▶ EXERCISE DETAILS
Copy out the rows from the line with "post-date: 6 Декабрь 2010 [44,173,128,185]" up to and including the line with "rss-link[interactable]: RSS лента", with each line reproduced character for character.
==== DATA EXTRACT
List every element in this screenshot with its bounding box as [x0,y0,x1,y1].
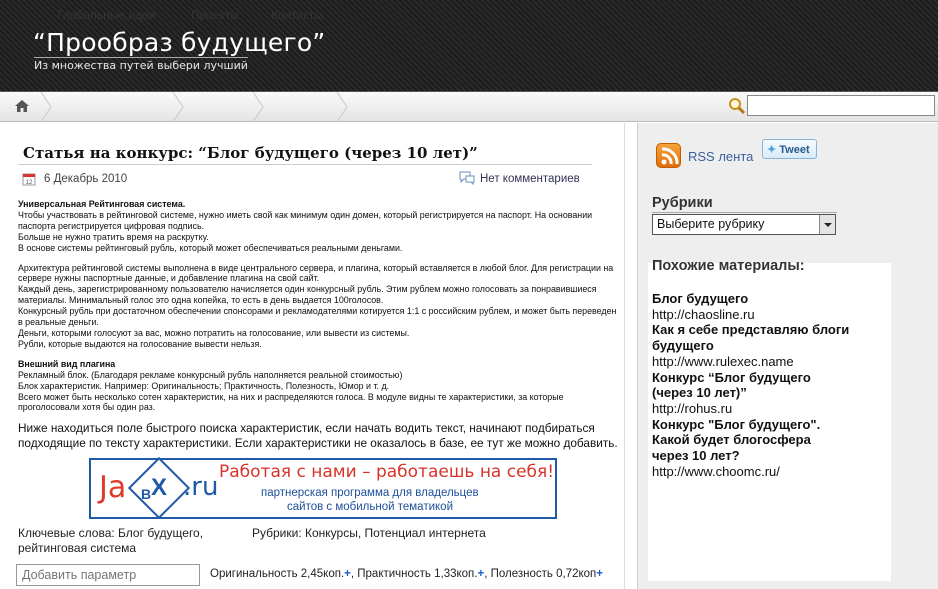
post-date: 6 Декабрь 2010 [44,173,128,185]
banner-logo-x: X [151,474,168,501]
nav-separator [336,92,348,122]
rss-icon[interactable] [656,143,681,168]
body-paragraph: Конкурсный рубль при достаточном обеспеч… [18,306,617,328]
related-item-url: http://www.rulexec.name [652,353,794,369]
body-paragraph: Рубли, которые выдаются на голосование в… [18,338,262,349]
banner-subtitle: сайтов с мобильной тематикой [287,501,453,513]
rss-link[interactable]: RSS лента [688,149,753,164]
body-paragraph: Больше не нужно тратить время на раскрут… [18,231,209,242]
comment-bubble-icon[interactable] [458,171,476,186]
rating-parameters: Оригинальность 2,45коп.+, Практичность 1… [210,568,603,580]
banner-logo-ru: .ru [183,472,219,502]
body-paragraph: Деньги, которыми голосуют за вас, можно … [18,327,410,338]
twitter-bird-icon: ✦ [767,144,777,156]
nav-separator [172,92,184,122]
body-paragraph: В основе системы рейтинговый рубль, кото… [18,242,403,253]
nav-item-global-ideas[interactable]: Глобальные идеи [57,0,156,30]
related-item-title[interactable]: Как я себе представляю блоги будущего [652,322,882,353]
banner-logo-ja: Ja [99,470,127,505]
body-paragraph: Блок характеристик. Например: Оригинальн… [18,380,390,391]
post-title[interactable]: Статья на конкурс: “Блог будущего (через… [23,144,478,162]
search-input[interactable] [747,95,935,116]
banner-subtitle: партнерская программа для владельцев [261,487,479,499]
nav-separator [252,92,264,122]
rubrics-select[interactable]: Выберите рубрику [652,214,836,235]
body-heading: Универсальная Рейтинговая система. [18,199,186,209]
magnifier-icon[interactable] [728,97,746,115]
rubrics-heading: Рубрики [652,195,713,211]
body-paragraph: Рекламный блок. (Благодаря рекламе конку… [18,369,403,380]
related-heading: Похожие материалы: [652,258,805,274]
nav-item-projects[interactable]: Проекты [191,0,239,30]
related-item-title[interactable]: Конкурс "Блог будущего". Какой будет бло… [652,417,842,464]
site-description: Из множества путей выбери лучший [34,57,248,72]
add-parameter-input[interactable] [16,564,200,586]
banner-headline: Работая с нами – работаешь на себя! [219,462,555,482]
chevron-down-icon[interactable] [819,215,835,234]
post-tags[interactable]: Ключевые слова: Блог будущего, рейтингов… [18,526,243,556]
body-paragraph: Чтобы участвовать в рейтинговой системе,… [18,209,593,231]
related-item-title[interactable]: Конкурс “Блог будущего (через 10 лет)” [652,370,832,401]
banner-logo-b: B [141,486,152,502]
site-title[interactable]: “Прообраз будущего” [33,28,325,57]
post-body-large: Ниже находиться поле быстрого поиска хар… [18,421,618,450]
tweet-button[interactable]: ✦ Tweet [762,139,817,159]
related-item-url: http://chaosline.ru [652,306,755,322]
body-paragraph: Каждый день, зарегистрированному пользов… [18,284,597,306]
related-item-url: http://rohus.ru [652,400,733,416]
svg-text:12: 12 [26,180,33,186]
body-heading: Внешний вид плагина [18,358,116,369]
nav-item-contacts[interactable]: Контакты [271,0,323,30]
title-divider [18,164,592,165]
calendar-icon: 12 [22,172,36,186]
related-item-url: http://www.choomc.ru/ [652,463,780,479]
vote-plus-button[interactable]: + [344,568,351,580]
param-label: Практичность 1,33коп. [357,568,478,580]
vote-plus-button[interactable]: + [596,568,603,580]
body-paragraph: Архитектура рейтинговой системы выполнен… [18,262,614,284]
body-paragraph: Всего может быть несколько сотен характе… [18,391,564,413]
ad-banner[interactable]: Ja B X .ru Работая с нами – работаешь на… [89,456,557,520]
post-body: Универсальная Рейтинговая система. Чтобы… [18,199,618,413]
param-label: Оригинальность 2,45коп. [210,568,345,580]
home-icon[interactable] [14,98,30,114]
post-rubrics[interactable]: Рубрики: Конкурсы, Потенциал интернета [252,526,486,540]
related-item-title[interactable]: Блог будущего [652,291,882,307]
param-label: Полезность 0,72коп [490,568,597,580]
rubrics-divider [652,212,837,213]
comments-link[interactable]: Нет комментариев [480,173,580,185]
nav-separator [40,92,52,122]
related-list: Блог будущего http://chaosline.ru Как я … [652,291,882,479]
========
▶ EXERCISE ANSWER
post-date: 6 Декабрь 2010 [44,173,128,185]
banner-logo-x: X [151,474,168,501]
nav-separator [336,92,348,122]
rss-icon[interactable] [656,143,681,168]
body-paragraph: Конкурсный рубль при достаточном обеспеч… [18,306,617,328]
related-item-url: http://www.rulexec.name [652,353,794,369]
body-paragraph: Рубли, которые выдаются на голосование в… [18,338,262,349]
banner-subtitle: сайтов с мобильной тематикой [287,501,453,513]
rss-link[interactable]: RSS лента [688,149,753,164]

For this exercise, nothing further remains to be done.